> _EXERCISE DETAILS_: Write out each line that follows exactly as it stands, without the pictures.

[start INFORMATION SUPPLIED]

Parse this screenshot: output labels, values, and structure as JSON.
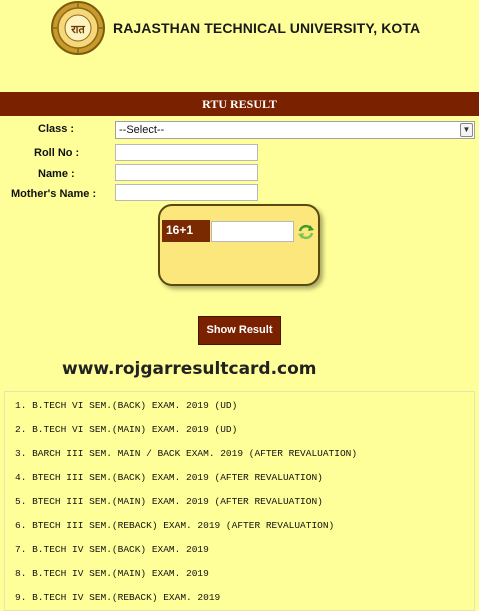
{
  "header": {
    "title": "RAJASTHAN TECHNICAL UNIVERSITY, KOTA",
    "logo_text": "रात"
  },
  "banner": {
    "title": "RTU RESULT"
  },
  "form": {
    "class_label": "Class :",
    "class_value": "--Select--",
    "rollno_label": "Roll No :",
    "name_label": "Name :",
    "mother_label": "Mother's Name :",
    "captcha_code": "16+1",
    "submit_label": "Show Result"
  },
  "watermark": "www.rojgarresultcard.com",
  "results": [
    "1. B.TECH VI SEM.(BACK) EXAM. 2019 (UD)",
    "2. B.TECH VI SEM.(MAIN) EXAM. 2019 (UD)",
    "3. BARCH III SEM. MAIN / BACK EXAM. 2019 (AFTER REVALUATION)",
    "4. BTECH III SEM.(BACK) EXAM. 2019 (AFTER REVALUATION)",
    "5. BTECH III SEM.(MAIN) EXAM. 2019 (AFTER REVALUATION)",
    "6. BTECH III SEM.(REBACK) EXAM. 2019 (AFTER REVALUATION)",
    "7. B.TECH IV SEM.(BACK) EXAM. 2019",
    "8. B.TECH IV SEM.(MAIN) EXAM. 2019",
    "9. B.TECH IV SEM.(REBACK) EXAM. 2019"
  ],
  "colors": {
    "background": "#ffff99",
    "brand": "#7a2100",
    "captcha_bg": "#fce77c"
  },
  "icons": {
    "logo": "university-seal-icon",
    "refresh": "refresh-icon"
  }
}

[end INFORMATION SUPPLIED]

> _FINAL RESULT_:
Parse this screenshot: output labels, values, and structure as JSON.
{
  "header": {
    "title": "RAJASTHAN TECHNICAL UNIVERSITY, KOTA",
    "logo_text": "रात"
  },
  "banner": {
    "title": "RTU RESULT"
  },
  "form": {
    "class_label": "Class :",
    "class_value": "--Select--",
    "rollno_label": "Roll No :",
    "name_label": "Name :",
    "mother_label": "Mother's Name :",
    "captcha_code": "16+1",
    "submit_label": "Show Result"
  },
  "watermark": "www.rojgarresultcard.com",
  "results": [
    "1. B.TECH VI SEM.(BACK) EXAM. 2019 (UD)",
    "2. B.TECH VI SEM.(MAIN) EXAM. 2019 (UD)",
    "3. BARCH III SEM. MAIN / BACK EXAM. 2019 (AFTER REVALUATION)",
    "4. BTECH III SEM.(BACK) EXAM. 2019 (AFTER REVALUATION)",
    "5. BTECH III SEM.(MAIN) EXAM. 2019 (AFTER REVALUATION)",
    "6. BTECH III SEM.(REBACK) EXAM. 2019 (AFTER REVALUATION)",
    "7. B.TECH IV SEM.(BACK) EXAM. 2019",
    "8. B.TECH IV SEM.(MAIN) EXAM. 2019",
    "9. B.TECH IV SEM.(REBACK) EXAM. 2019"
  ],
  "colors": {
    "background": "#ffff99",
    "brand": "#7a2100",
    "captcha_bg": "#fce77c"
  },
  "icons": {
    "logo": "university-seal-icon",
    "refresh": "refresh-icon"
  }
}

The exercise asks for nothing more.